◆ **TEXT EXCERPT**:

---

This contract tip is about required negotiation periods in dispute resolution provisions.

Some contracts mandate a structured negotiation period before the parties can file for mediation, arbitration, or litigation.

I’m not talking about court-mandated negotiation. I’m talking about provisions that say if there is a dispute, the senior executives must spend a period (usually 30 to 60 days) trying to resolve it before filing for any dispute resolution.

A lot of lawyers really like these provisions. I know that because I see them all the time in the contracts I review. And I respect that.

But personally? I am not a fan. I never include these in my contracts and delete them when I can. Let me explain why.

1. What if my client has a strategic need to sue ASAP?

This need could be to get equitable relief or secure a preferred forum. Yes, I could draft around it, but I still have hoops to jump through. Why reduce my client’s options and put my client in a potential breach of the agreement?

2. What if my client uses litigation as a business strategy?

This approach is not common, but it does happen. Businesses may have a reason to sue a competitor or other entity without delay. In these cases, there is no interest in resolving the issue.

3. Except in cases #1 and #2, the practical reality is that business people ALWAYS (as in 99.9999999999% of the time always) try to settle before filing a lawsuit or for arbitration.

---

◆ **GIVEN DATA**:
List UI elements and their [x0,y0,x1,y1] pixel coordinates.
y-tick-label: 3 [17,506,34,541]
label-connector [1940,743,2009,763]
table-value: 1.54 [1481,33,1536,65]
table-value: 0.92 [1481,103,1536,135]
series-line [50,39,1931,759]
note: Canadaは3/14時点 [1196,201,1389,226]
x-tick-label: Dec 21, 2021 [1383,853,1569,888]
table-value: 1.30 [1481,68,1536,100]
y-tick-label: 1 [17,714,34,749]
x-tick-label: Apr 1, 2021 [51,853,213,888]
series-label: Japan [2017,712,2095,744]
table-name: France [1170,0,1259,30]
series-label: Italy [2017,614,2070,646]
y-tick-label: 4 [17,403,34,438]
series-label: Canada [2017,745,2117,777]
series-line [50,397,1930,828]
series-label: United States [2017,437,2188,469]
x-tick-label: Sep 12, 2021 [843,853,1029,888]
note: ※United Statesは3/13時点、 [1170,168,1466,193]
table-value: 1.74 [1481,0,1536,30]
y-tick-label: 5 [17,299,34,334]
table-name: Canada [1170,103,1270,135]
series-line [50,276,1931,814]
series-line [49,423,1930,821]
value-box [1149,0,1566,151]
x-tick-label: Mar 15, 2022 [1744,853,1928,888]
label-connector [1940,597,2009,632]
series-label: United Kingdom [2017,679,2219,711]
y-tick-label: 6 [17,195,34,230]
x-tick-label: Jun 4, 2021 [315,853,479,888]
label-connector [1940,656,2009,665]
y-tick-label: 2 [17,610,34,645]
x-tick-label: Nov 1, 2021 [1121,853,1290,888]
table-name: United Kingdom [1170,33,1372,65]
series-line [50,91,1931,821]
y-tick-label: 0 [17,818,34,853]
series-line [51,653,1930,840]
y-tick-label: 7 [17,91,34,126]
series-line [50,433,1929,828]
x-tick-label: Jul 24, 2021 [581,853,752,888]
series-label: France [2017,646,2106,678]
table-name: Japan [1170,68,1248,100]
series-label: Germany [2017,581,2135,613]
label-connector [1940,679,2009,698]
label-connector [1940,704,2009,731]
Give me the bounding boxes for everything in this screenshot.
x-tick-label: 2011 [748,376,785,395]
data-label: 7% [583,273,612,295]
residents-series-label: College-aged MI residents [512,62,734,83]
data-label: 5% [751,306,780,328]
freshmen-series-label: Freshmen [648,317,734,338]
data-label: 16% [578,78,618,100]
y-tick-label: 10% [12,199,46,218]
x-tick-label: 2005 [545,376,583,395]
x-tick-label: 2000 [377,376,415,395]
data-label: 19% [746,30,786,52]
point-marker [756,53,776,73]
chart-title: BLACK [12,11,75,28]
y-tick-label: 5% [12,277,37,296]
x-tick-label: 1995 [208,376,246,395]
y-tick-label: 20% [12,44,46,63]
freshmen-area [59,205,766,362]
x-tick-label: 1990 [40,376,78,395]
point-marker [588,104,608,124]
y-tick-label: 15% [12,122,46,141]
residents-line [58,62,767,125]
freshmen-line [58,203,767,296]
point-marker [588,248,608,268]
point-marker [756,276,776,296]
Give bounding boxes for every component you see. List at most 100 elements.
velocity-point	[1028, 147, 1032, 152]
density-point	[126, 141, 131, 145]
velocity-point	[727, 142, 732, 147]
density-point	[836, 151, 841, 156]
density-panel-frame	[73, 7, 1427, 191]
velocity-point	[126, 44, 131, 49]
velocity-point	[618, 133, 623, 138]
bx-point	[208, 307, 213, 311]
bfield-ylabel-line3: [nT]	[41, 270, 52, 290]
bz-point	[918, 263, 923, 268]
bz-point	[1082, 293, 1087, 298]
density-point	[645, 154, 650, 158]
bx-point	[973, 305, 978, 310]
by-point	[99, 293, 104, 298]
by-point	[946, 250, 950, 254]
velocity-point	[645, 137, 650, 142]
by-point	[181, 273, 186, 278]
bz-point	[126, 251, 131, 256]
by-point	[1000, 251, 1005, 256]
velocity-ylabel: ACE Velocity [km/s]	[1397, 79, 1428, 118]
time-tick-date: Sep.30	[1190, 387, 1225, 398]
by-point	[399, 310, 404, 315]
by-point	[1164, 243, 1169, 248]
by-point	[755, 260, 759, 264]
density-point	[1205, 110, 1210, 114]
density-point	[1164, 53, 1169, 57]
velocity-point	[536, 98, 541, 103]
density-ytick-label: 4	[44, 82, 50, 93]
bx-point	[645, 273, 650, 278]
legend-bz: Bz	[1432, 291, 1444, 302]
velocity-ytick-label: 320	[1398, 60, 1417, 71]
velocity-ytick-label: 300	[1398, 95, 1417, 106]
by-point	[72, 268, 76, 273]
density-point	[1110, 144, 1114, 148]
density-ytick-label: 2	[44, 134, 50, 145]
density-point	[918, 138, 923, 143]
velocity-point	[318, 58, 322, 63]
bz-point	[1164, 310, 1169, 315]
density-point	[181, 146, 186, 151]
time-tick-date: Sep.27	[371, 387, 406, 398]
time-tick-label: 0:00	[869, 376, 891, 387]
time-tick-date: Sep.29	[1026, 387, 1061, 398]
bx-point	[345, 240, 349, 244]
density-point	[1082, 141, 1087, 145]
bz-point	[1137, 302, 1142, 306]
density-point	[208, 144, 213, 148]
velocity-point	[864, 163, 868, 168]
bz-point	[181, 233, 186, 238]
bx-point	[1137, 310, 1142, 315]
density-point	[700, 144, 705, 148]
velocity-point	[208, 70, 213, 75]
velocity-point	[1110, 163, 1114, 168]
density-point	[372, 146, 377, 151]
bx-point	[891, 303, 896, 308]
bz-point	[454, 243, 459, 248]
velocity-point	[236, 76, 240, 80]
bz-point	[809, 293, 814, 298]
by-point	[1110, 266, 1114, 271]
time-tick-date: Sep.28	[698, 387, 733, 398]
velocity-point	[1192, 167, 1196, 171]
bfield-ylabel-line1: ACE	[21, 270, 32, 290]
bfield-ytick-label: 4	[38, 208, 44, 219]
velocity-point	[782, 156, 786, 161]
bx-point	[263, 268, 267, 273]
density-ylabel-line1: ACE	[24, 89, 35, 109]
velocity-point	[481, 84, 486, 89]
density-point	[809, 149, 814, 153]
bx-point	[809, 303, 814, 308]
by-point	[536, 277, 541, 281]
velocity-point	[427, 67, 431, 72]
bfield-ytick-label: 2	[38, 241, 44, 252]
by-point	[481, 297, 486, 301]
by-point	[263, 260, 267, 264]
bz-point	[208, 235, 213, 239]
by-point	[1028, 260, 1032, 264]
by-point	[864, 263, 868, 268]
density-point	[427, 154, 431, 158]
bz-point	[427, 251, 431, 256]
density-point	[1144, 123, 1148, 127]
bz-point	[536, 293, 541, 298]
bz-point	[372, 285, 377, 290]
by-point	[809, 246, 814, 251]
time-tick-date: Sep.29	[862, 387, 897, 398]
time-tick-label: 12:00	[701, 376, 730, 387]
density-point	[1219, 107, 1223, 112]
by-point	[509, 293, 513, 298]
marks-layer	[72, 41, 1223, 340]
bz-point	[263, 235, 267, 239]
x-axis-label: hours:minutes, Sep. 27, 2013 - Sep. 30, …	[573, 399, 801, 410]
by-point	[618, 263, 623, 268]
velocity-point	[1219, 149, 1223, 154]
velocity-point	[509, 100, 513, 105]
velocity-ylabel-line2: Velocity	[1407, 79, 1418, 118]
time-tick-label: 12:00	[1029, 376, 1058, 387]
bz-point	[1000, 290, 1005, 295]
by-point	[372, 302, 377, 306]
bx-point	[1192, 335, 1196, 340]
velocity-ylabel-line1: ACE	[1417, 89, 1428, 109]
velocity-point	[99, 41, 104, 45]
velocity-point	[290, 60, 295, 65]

---

◆ **PROBLEM TO WORK ON**: For each statement, say yes or no to whether it agrees with the contract tip, and quote the words of the tip that decide it: (a) the negotiation periods in these provisions usually last 30 to 60 days; (b) the writer includes such provisions in the writer's own contracts; (c) using litigation as a business strategy is common.

◆ **EXPECTED ANSWER**:
(a) Yes: "usually 30 to 60 days"
(b) No: "I never include these in my contracts"
(c) No: "This approach is not common"